_EXERCISE DESCRIPTION_
Pictures don't belong in the copy; print all the records exactly.

_DATASET CONTENT_
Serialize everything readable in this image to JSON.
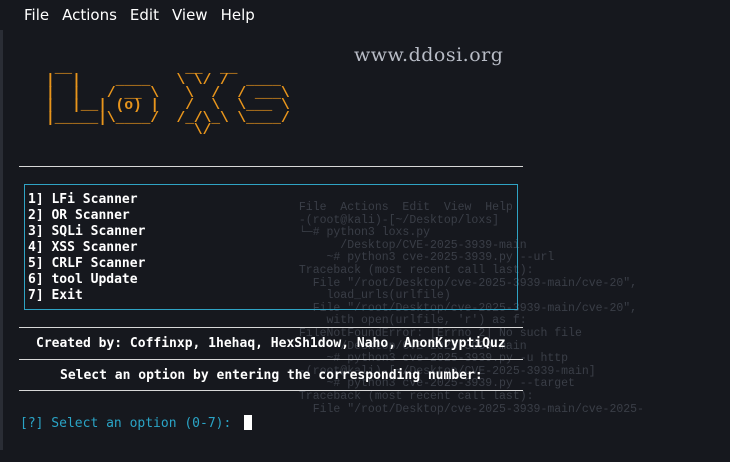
{
  "menubar": {
    "items": [
      "File",
      "Actions",
      "Edit",
      "View",
      "Help"
    ]
  },
  "watermark": "www.ddosi.org",
  "logo_text": "LoXs",
  "menu": {
    "items": [
      "1] LFi Scanner",
      "2] OR Scanner",
      "3] SQLi Scanner",
      "4] XSS Scanner",
      "5] CRLF Scanner",
      "6] tool Update",
      "7] Exit"
    ]
  },
  "credits": "Created by: Coffinxp, 1hehaq, HexSh1dow, Naho, AnonKryptiQuz",
  "instruction": "Select an option by entering the corresponding number:",
  "prompt": "[?] Select an option (0-7):",
  "colors": {
    "background": "#16181e",
    "logo": "#e8951c",
    "accent": "#2fa3c4",
    "text": "#ffffff"
  }
}
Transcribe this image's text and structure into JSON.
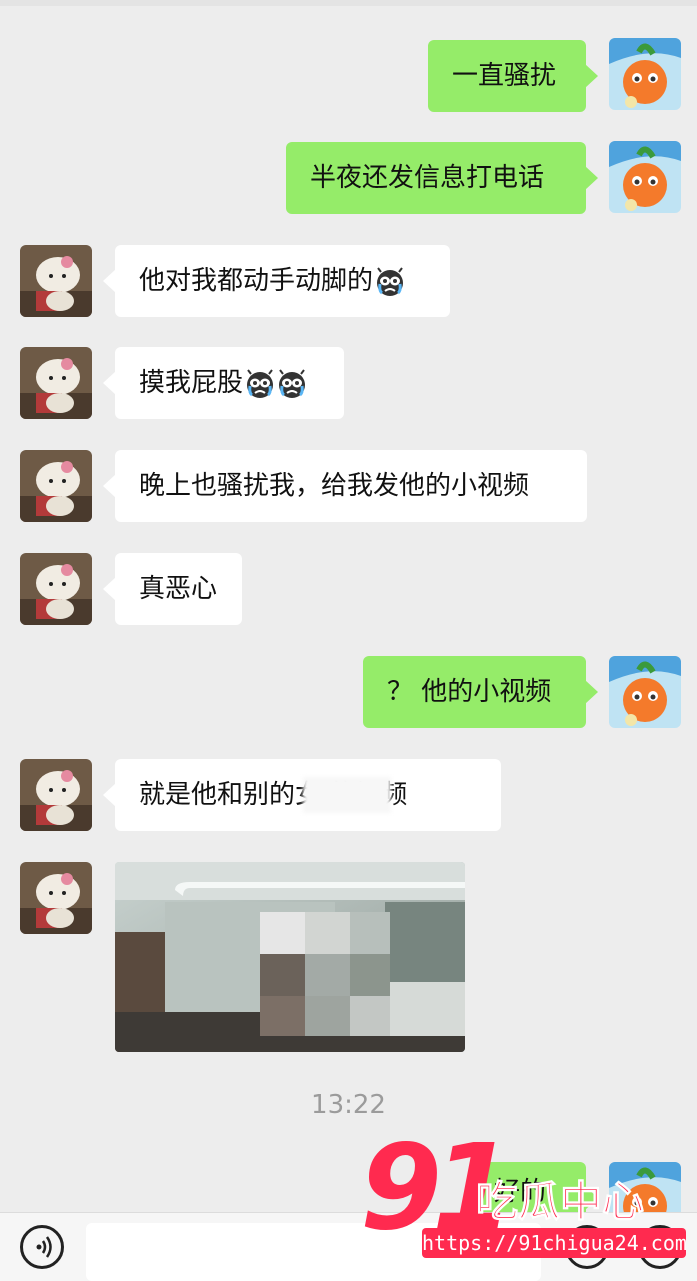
{
  "messages": [
    {
      "from": "me",
      "text": "一直骚扰"
    },
    {
      "from": "me",
      "text": "半夜还发信息打电话"
    },
    {
      "from": "other",
      "text": "他对我都动手动脚的"
    },
    {
      "from": "other",
      "text": "摸我屁股"
    },
    {
      "from": "other",
      "text": "晚上也骚扰我，给我发他的小视频"
    },
    {
      "from": "other",
      "text": "真恶心"
    },
    {
      "from": "me",
      "text": "？ 他的小视频"
    },
    {
      "from": "other",
      "text": "就是他和别的女        的视频"
    },
    {
      "from": "other",
      "type": "video",
      "text": ""
    }
  ],
  "timestamp": "13:22",
  "partial_message": {
    "from": "me",
    "text": "好的"
  },
  "watermark": {
    "number": "91",
    "brand": "吃瓜中心",
    "url": "https://91chigua24.com"
  },
  "icons": {
    "crying_emoji": "crying-face-emoji",
    "voice": "voice-icon",
    "emoji_button": "emoji-icon",
    "plus": "plus-icon"
  },
  "colors": {
    "my_bubble": "#95ec69",
    "their_bubble": "#ffffff",
    "background": "#ededed",
    "watermark": "#ff2a4f"
  }
}
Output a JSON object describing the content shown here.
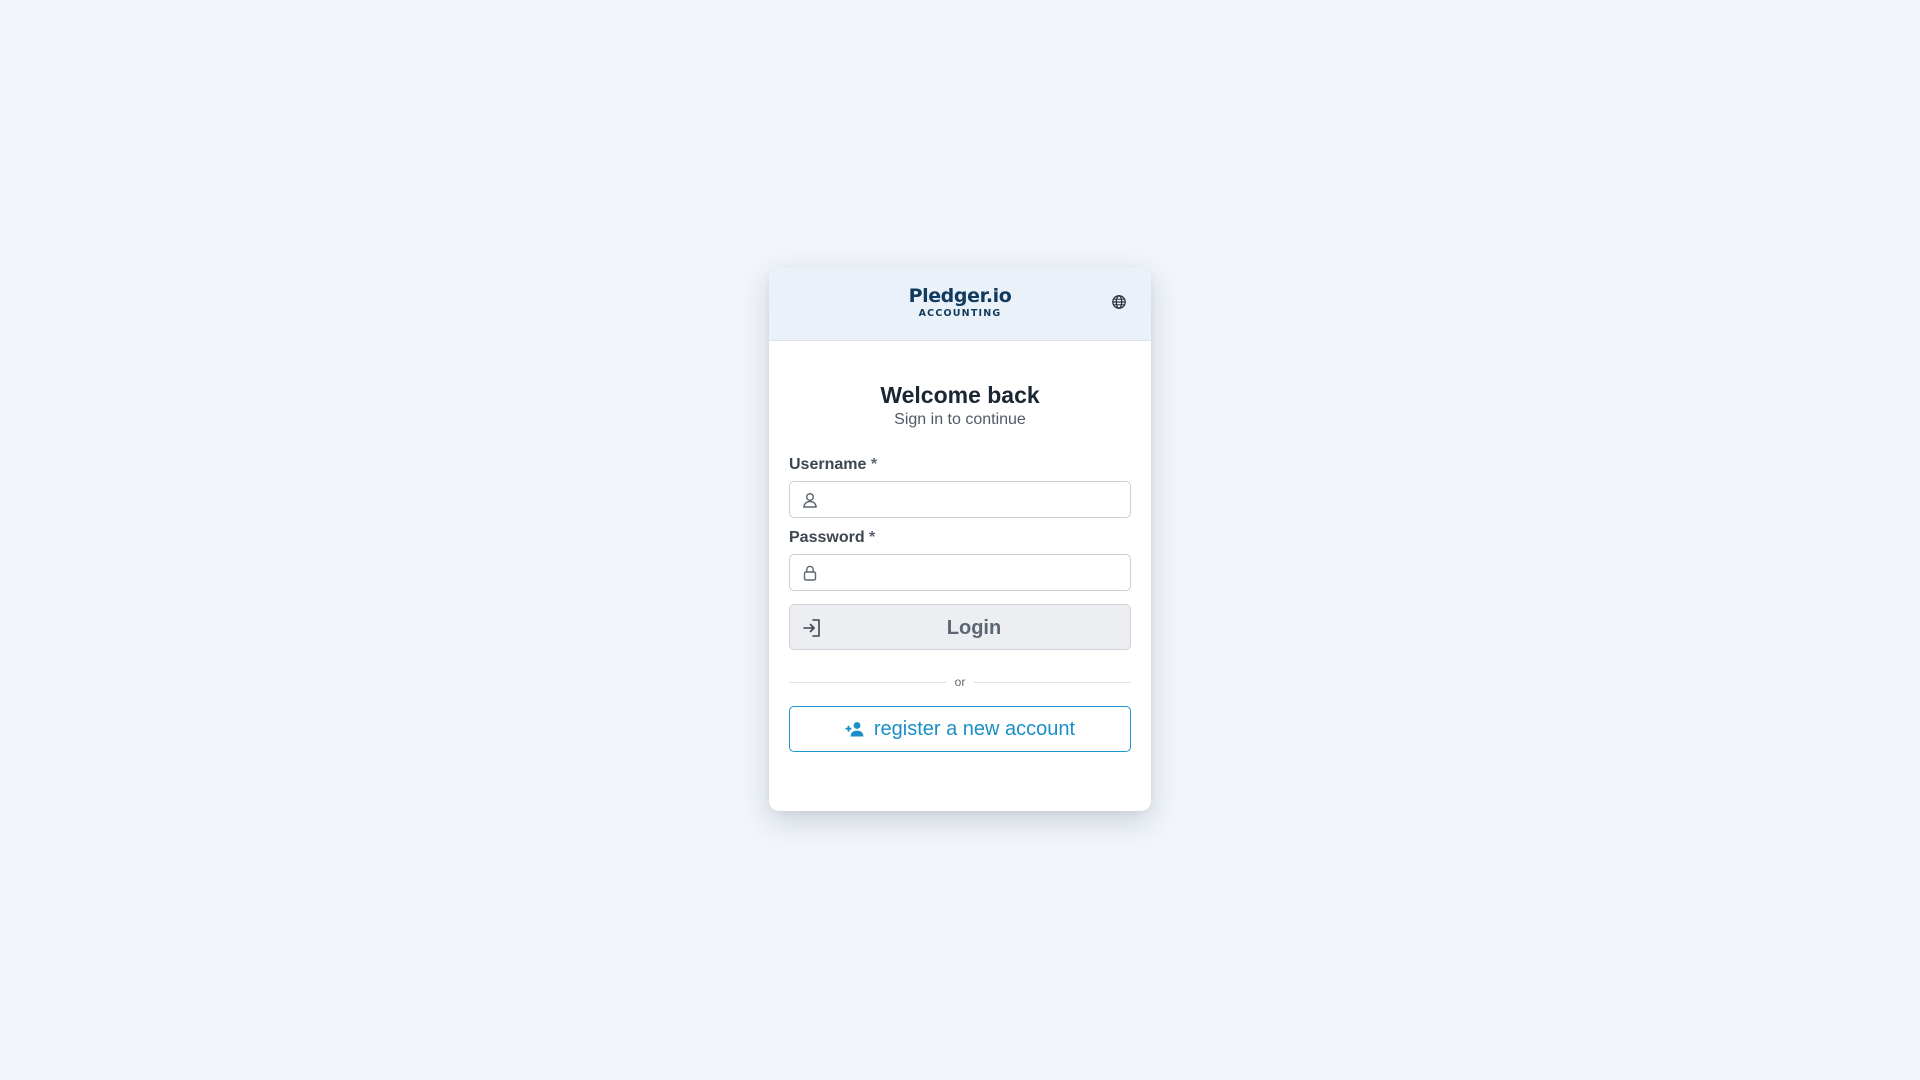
{
  "brand": {
    "name": "Pledger.io",
    "tagline": "ACCOUNTING"
  },
  "header": {
    "language_icon": "globe-icon"
  },
  "form": {
    "title": "Welcome back",
    "subtitle": "Sign in to continue",
    "username": {
      "label": "Username",
      "required_mark": "*",
      "value": "",
      "icon": "user-icon"
    },
    "password": {
      "label": "Password",
      "required_mark": "*",
      "value": "",
      "icon": "lock-icon"
    },
    "login_button": {
      "label": "Login",
      "icon": "login-icon"
    },
    "divider_text": "or",
    "register_button": {
      "label": "register a new account",
      "icon": "user-plus-icon"
    }
  },
  "colors": {
    "page_background": "#f2f6fa",
    "header_background": "#eaf1f8",
    "brand": "#123a5f",
    "accent": "#1a8fc7",
    "login_button_bg": "#eceef1"
  }
}
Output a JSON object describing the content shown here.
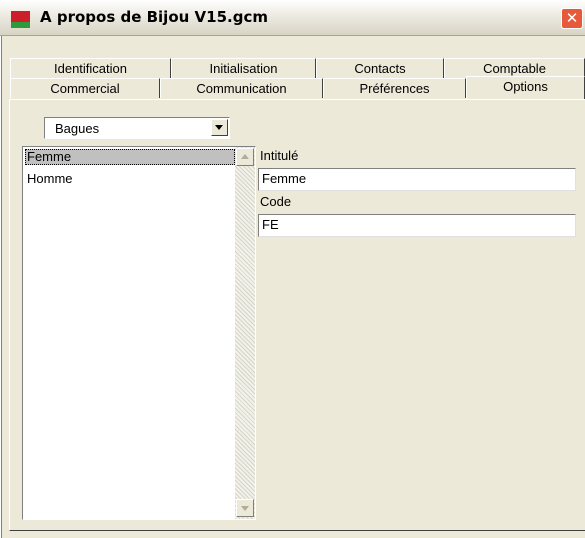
{
  "window": {
    "title": "A propos de Bijou V15.gcm",
    "close_label": "✕"
  },
  "tabs_row1": [
    {
      "label": "Identification"
    },
    {
      "label": "Initialisation"
    },
    {
      "label": "Contacts"
    },
    {
      "label": "Comptable"
    }
  ],
  "tabs_row2": [
    {
      "label": "Commercial"
    },
    {
      "label": "Communication"
    },
    {
      "label": "Préférences"
    },
    {
      "label": "Options",
      "active": true
    }
  ],
  "category_select": {
    "value": "Bagues"
  },
  "list": {
    "items": [
      "Femme",
      "Homme"
    ],
    "selected_index": 0
  },
  "form": {
    "intitule_label": "Intitulé",
    "intitule_value": "Femme",
    "code_label": "Code",
    "code_value": "FE"
  },
  "colors": {
    "face": "#ece9d8",
    "close": "#e65a3b",
    "selection": "#c0c0c0"
  }
}
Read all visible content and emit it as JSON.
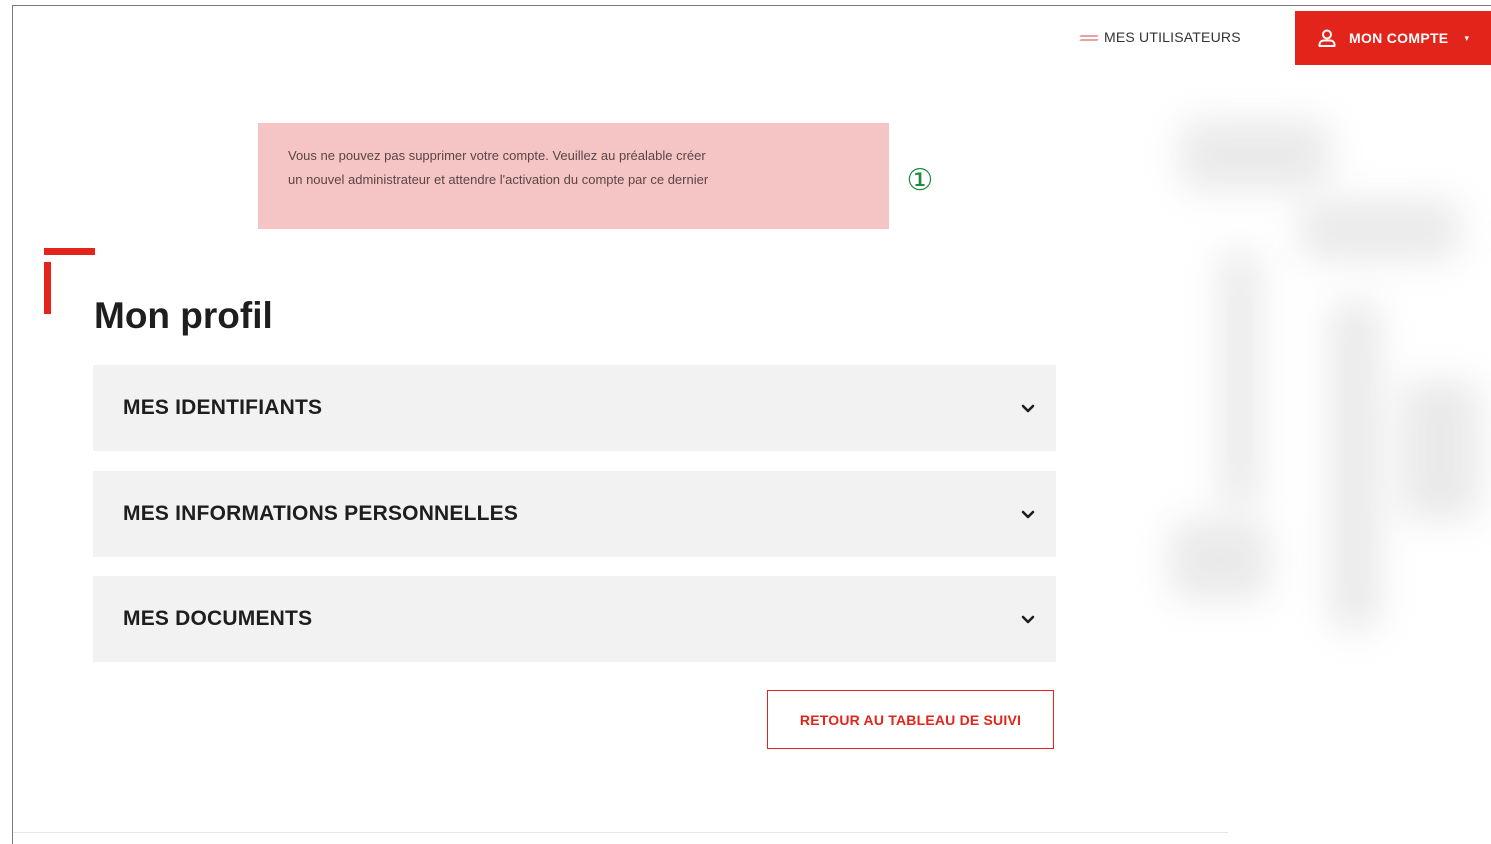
{
  "header": {
    "users_link": "MES UTILISATEURS",
    "users_icon": "users-icon",
    "account_button": "MON COMPTE",
    "account_icon": "user-icon",
    "account_caret": "▾"
  },
  "alert": {
    "line1": "Vous ne pouvez pas supprimer votre compte. Veuillez au préalable créer",
    "line2": "un nouvel administrateur et attendre l'activation du compte par ce dernier"
  },
  "annotation": {
    "number": "①",
    "color": "#1f8a3b"
  },
  "page": {
    "title": "Mon profil"
  },
  "accordion": {
    "items": [
      {
        "label": "MES IDENTIFIANTS",
        "icon": "chevron-down-icon",
        "expanded": false
      },
      {
        "label": "MES INFORMATIONS PERSONNELLES",
        "icon": "chevron-down-icon",
        "expanded": false
      },
      {
        "label": "MES DOCUMENTS",
        "icon": "chevron-down-icon",
        "expanded": false
      }
    ]
  },
  "actions": {
    "back_button": "RETOUR AU TABLEAU DE SUIVI"
  },
  "colors": {
    "brand_red": "#e3241b",
    "alert_bg": "#f5c5c5",
    "accordion_bg": "#f2f2f2"
  }
}
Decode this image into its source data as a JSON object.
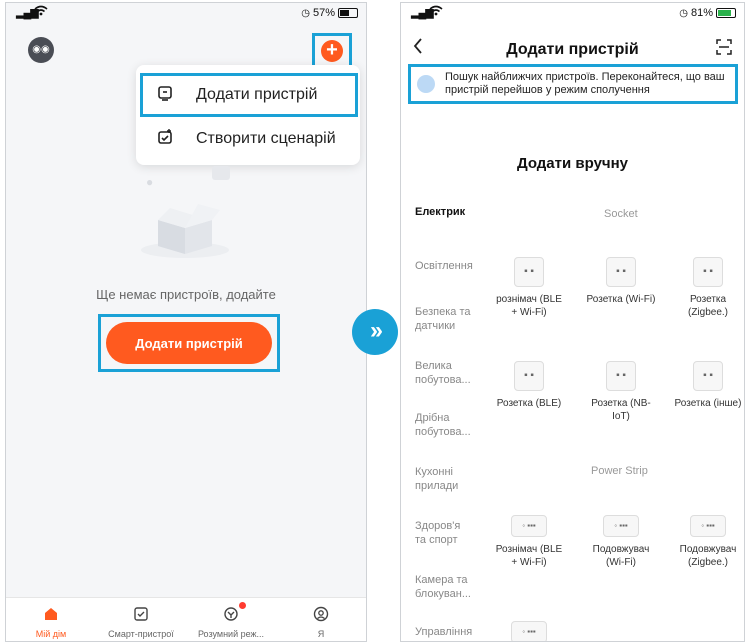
{
  "left": {
    "status": {
      "signal": "▂▄▆",
      "battery": "57%",
      "battery_level": 0.57
    },
    "menu": {
      "add_device": "Додати пристрій",
      "create_scenario": "Створити сценарій"
    },
    "empty_text": "Ще немає пристроїв, додайте",
    "add_button": "Додати пристрій",
    "tabs": [
      {
        "label": "Мій дім",
        "icon": "home-icon"
      },
      {
        "label": "Смарт-пристрої",
        "icon": "checkbox-icon"
      },
      {
        "label": "Розумний реж...",
        "icon": "scene-icon"
      },
      {
        "label": "Я",
        "icon": "profile-icon"
      }
    ]
  },
  "right": {
    "status": {
      "battery": "81%",
      "battery_level": 0.81
    },
    "title": "Додати пристрій",
    "search_banner": "Пошук найближчих пристроїв. Переконайтеся, що ваш пристрій перейшов у режим сполучення",
    "manual_title": "Додати вручну",
    "categories": [
      "Електрик",
      "Освітлення",
      "Безпека та датчики",
      "Велика побутова...",
      "Дрібна побутова...",
      "Кухонні прилади",
      "Здоров'я та спорт",
      "Камера та блокуван...",
      "Управління"
    ],
    "sections": {
      "socket": "Socket",
      "power_strip": "Power Strip"
    },
    "socket_devices": [
      "рознімач (BLE + Wi-Fi)",
      "Розетка (Wi-Fi)",
      "Розетка (Zigbee.)",
      "Розетка (BLE)",
      "Розетка (NB-IoT)",
      "Розетка (інше)"
    ],
    "strip_devices": [
      "Рознімач (BLE + Wi-Fi)",
      "Подовжувач (Wi-Fi)",
      "Подовжувач (Zigbee.)"
    ]
  },
  "colors": {
    "accent": "#ff5a1f",
    "highlight": "#1aa1d6"
  }
}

_EXERCISE OUTPUT_
Serialize everything readable in this image to JSON.
{
  "menubar": {
    "items": [
      "File",
      "Actions",
      "Edit",
      "View",
      "Help"
    ]
  },
  "watermark": "www.ddosi.org",
  "logo_text": "LoXs",
  "menu": {
    "items": [
      "1] LFi Scanner",
      "2] OR Scanner",
      "3] SQLi Scanner",
      "4] XSS Scanner",
      "5] CRLF Scanner",
      "6] tool Update",
      "7] Exit"
    ]
  },
  "credits": "Created by: Coffinxp, 1hehaq, HexSh1dow, Naho, AnonKryptiQuz",
  "instruction": "Select an option by entering the corresponding number:",
  "prompt": "[?] Select an option (0-7):",
  "colors": {
    "background": "#16181e",
    "logo": "#e8951c",
    "accent": "#2fa3c4",
    "text": "#ffffff"
  }
}
Transcribe this image's text and structure into JSON.
{
  "messages": [
    {
      "from": "me",
      "text": "一直骚扰"
    },
    {
      "from": "me",
      "text": "半夜还发信息打电话"
    },
    {
      "from": "other",
      "text": "他对我都动手动脚的"
    },
    {
      "from": "other",
      "text": "摸我屁股"
    },
    {
      "from": "other",
      "text": "晚上也骚扰我，给我发他的小视频"
    },
    {
      "from": "other",
      "text": "真恶心"
    },
    {
      "from": "me",
      "text": "？ 他的小视频"
    },
    {
      "from": "other",
      "text": "就是他和别的女        的视频"
    },
    {
      "from": "other",
      "type": "video",
      "text": ""
    }
  ],
  "timestamp": "13:22",
  "partial_message": {
    "from": "me",
    "text": "好的"
  },
  "watermark": {
    "number": "91",
    "brand": "吃瓜中心",
    "url": "https://91chigua24.com"
  },
  "icons": {
    "crying_emoji": "crying-face-emoji",
    "voice": "voice-icon",
    "emoji_button": "emoji-icon",
    "plus": "plus-icon"
  },
  "colors": {
    "my_bubble": "#95ec69",
    "their_bubble": "#ffffff",
    "background": "#ededed",
    "watermark": "#ff2a4f"
  }
}
Output a JSON object describing the content shown here.
{
  "brand": {
    "name": "Pledger.io",
    "tagline": "ACCOUNTING"
  },
  "header": {
    "language_icon": "globe-icon"
  },
  "form": {
    "title": "Welcome back",
    "subtitle": "Sign in to continue",
    "username": {
      "label": "Username",
      "required_mark": "*",
      "value": "",
      "icon": "user-icon"
    },
    "password": {
      "label": "Password",
      "required_mark": "*",
      "value": "",
      "icon": "lock-icon"
    },
    "login_button": {
      "label": "Login",
      "icon": "login-icon"
    },
    "divider_text": "or",
    "register_button": {
      "label": "register a new account",
      "icon": "user-plus-icon"
    }
  },
  "colors": {
    "page_background": "#f2f6fa",
    "header_background": "#eaf1f8",
    "brand": "#123a5f",
    "accent": "#1a8fc7",
    "login_button_bg": "#eceef1"
  }
}
Output a JSON object describing the content shown here.
{
  "window": {
    "title": "A propos de Bijou V15.gcm",
    "close_label": "✕"
  },
  "tabs_row1": [
    {
      "label": "Identification"
    },
    {
      "label": "Initialisation"
    },
    {
      "label": "Contacts"
    },
    {
      "label": "Comptable"
    }
  ],
  "tabs_row2": [
    {
      "label": "Commercial"
    },
    {
      "label": "Communication"
    },
    {
      "label": "Préférences"
    },
    {
      "label": "Options",
      "active": true
    }
  ],
  "category_select": {
    "value": "Bagues"
  },
  "list": {
    "items": [
      "Femme",
      "Homme"
    ],
    "selected_index": 0
  },
  "form": {
    "intitule_label": "Intitulé",
    "intitule_value": "Femme",
    "code_label": "Code",
    "code_value": "FE"
  },
  "colors": {
    "face": "#ece9d8",
    "close": "#e65a3b",
    "selection": "#c0c0c0"
  }
}
Read all visible content and emit it as JSON.
{
  "header": {
    "users_link": "MES UTILISATEURS",
    "users_icon": "users-icon",
    "account_button": "MON COMPTE",
    "account_icon": "user-icon",
    "account_caret": "▾"
  },
  "alert": {
    "line1": "Vous ne pouvez pas supprimer votre compte. Veuillez au préalable créer",
    "line2": "un nouvel administrateur et attendre l'activation du compte par ce dernier"
  },
  "annotation": {
    "number": "①",
    "color": "#1f8a3b"
  },
  "page": {
    "title": "Mon profil"
  },
  "accordion": {
    "items": [
      {
        "label": "MES IDENTIFIANTS",
        "icon": "chevron-down-icon",
        "expanded": false
      },
      {
        "label": "MES INFORMATIONS PERSONNELLES",
        "icon": "chevron-down-icon",
        "expanded": false
      },
      {
        "label": "MES DOCUMENTS",
        "icon": "chevron-down-icon",
        "expanded": false
      }
    ]
  },
  "actions": {
    "back_button": "RETOUR AU TABLEAU DE SUIVI"
  },
  "colors": {
    "brand_red": "#e3241b",
    "alert_bg": "#f5c5c5",
    "accordion_bg": "#f2f2f2"
  }
}
Decode this image into its source data as a JSON object.
{
  "left": {
    "status": {
      "signal": "▂▄▆",
      "battery": "57%",
      "battery_level": 0.57
    },
    "menu": {
      "add_device": "Додати пристрій",
      "create_scenario": "Створити сценарій"
    },
    "empty_text": "Ще немає пристроїв, додайте",
    "add_button": "Додати пристрій",
    "tabs": [
      {
        "label": "Мій дім",
        "icon": "home-icon"
      },
      {
        "label": "Смарт-пристрої",
        "icon": "checkbox-icon"
      },
      {
        "label": "Розумний реж...",
        "icon": "scene-icon"
      },
      {
        "label": "Я",
        "icon": "profile-icon"
      }
    ]
  },
  "right": {
    "status": {
      "battery": "81%",
      "battery_level": 0.81
    },
    "title": "Додати пристрій",
    "search_banner": "Пошук найближчих пристроїв. Переконайтеся, що ваш пристрій перейшов у режим сполучення",
    "manual_title": "Додати вручну",
    "categories": [
      "Електрик",
      "Освітлення",
      "Безпека та датчики",
      "Велика побутова...",
      "Дрібна побутова...",
      "Кухонні прилади",
      "Здоров'я та спорт",
      "Камера та блокуван...",
      "Управління"
    ],
    "sections": {
      "socket": "Socket",
      "power_strip": "Power Strip"
    },
    "socket_devices": [
      "рознімач (BLE + Wi-Fi)",
      "Розетка (Wi-Fi)",
      "Розетка (Zigbee.)",
      "Розетка (BLE)",
      "Розетка (NB-IoT)",
      "Розетка (інше)"
    ],
    "strip_devices": [
      "Рознімач (BLE + Wi-Fi)",
      "Подовжувач (Wi-Fi)",
      "Подовжувач (Zigbee.)"
    ]
  },
  "colors": {
    "accent": "#ff5a1f",
    "highlight": "#1aa1d6"
  }
}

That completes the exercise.